— Start of SOURCE —

SQL Server Fragmentation How to avoid it (Part 4 of 9)
In the prior post, we discussed the major causes for each type of fragmentation, which followed posts covering storage basics and access methods and what fragmentation is and the types there are. In this 4th post in in the series, we'll discuss what can be done to avoid each type of fragmentation to the extent possible. Also, as in prior posts, we won't talk about things in this post that have been covered in the prior posts, so take a look back to posts 1, 2, and 3 as needed.
Given that the primary contributor to logical fragmentation is page splitting, the key to avoiding logical fragmentation is to do everything possible to avoid page-splitting. This can be done in a couple of different ways:
- Choose index keys that are either ever-increasing values or ever-decreasing values. In this type of index setup, newly inserted records will always be placed at either the beginning or end of the logical page-chain, and hence lead to very few (if any) page-splitting as a result of insert operations. You would still see page splitting at the root/intermediate level of the index, but rarely (if ever) at the leaf level of the index. If you are using GUID values for index keys, with SQL Server 2005, consider using the new function "newsequentialid()" to generate ever-increasing GUID values instead of random location values.
- Choose static index keys. If an index key value never changes, it will never have to be moved from the position it is placed in originally as a result of an update to the key values. If an index key is non-static, when the value(s) changes, the record is nearly guaranteed to require being moved to the appropriate new logical position within the index, thereby causing 2 potential side-effects: a) the page that the record was originally on will have a lower density (at least for some time) due to the empty space left by the record moving to a new location - and b) the new page that the record is moved into will likely incur a page-split operation (assuming the new page is already at or near full capacity).

— End of SOURCE —
— Start of GIVEN RECORDS —

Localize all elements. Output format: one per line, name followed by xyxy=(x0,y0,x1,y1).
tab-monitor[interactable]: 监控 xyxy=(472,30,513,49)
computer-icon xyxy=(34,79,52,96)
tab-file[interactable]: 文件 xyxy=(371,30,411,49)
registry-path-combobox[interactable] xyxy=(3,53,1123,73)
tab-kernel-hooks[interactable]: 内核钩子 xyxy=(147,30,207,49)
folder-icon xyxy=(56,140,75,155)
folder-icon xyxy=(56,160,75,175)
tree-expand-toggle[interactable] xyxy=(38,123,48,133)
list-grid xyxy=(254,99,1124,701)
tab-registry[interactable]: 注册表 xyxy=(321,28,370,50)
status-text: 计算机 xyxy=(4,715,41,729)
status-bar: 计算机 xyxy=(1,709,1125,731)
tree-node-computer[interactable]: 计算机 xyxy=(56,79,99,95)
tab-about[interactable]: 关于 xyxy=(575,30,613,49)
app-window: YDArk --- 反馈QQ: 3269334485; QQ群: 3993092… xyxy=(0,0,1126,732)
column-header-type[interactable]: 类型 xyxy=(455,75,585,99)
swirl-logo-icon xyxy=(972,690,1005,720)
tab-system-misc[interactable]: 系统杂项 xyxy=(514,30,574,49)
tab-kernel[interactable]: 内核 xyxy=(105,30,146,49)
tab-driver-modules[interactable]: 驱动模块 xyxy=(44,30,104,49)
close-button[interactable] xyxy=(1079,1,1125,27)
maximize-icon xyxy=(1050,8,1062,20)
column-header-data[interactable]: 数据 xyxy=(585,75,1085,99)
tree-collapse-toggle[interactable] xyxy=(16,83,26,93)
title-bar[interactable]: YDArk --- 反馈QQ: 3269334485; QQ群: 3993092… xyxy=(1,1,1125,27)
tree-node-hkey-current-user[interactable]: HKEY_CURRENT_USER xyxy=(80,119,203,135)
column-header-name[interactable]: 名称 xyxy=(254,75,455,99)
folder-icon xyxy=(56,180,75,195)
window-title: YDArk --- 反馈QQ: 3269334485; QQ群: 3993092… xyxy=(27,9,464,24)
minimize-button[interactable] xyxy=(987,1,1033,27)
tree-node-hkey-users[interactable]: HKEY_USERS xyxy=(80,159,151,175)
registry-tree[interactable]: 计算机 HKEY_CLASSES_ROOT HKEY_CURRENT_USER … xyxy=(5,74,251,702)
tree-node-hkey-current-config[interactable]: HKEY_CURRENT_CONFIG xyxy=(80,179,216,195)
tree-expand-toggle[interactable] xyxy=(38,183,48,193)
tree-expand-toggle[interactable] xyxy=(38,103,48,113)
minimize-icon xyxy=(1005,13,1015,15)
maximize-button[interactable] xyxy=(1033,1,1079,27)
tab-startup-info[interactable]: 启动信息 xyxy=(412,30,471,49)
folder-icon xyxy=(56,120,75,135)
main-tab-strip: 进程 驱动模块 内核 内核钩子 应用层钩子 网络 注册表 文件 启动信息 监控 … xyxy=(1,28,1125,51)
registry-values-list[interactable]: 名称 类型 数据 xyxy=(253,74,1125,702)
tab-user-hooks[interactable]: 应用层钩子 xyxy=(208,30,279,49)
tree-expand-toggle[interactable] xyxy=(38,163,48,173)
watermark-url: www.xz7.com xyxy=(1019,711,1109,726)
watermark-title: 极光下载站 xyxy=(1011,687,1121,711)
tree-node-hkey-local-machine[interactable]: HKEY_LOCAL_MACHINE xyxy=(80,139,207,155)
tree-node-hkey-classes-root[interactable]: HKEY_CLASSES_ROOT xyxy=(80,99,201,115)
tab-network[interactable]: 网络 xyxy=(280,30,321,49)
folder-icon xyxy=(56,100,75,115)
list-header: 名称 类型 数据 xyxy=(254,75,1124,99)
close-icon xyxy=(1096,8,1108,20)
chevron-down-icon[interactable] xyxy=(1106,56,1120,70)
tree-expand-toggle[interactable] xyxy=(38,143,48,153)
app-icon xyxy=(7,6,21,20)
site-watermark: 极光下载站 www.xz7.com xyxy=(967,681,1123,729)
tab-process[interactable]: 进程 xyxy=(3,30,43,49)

— End of GIVEN RECORDS —

**JOBS**
- A) In the SQL Server fragmentation post, which function does it suggest using in SQL Server 2005 to generate ever-increasing GUID values?
- B) List every topic that the SQL Server fragmentation post says the earlier posts in the series covered.
- C) Please pick up the SQL Server fragmentation post after its last sentence and keep writing it.

**EXERCISE ANSWERS**
- A) newsequentialid()

- B)
- The major causes for each type of fragmentation
- Storage basics
- Access methods
- What fragmentation is
- The types of fragmentation

- C)
- Use an appropriate Fill Factor setting. Notice quickly that I didn't say "use a fillfactor"...I said use an appropriate setting. In the majority of scenarios, the default fillfactor (zero...equivalent to 100) setting is appropriate. Many times, fillfactor settings are used without gathering any statistical information to back-up the reason for choosing the setting, which leads to wasted space on pages, a bloated buffer pool, and low page densities. If you've used/are using fillfactor settings that are not the default, are you really sure you're using the appropriate value? What tests/analysis did you do to determine the value you are using? Discussing all that would go into picking the appropriate fillfactor value would be a post or 2 on its own, maybe we'll get to write up some information on that in a future post. If the page density values for indexes that have a non-default fillfactor value set are consistently close to the fillfactor value, that's a good starting sign that the appropriate fillfactor is probably not in use. On the other hand, if you are using a default fillfactor setting, and your indexes are consistently showing high logical fragmentation values and low page densities after an appropriate amount of activity (appropriate depends on your environment), that's a good starting sign that a non-default fillfactor might help.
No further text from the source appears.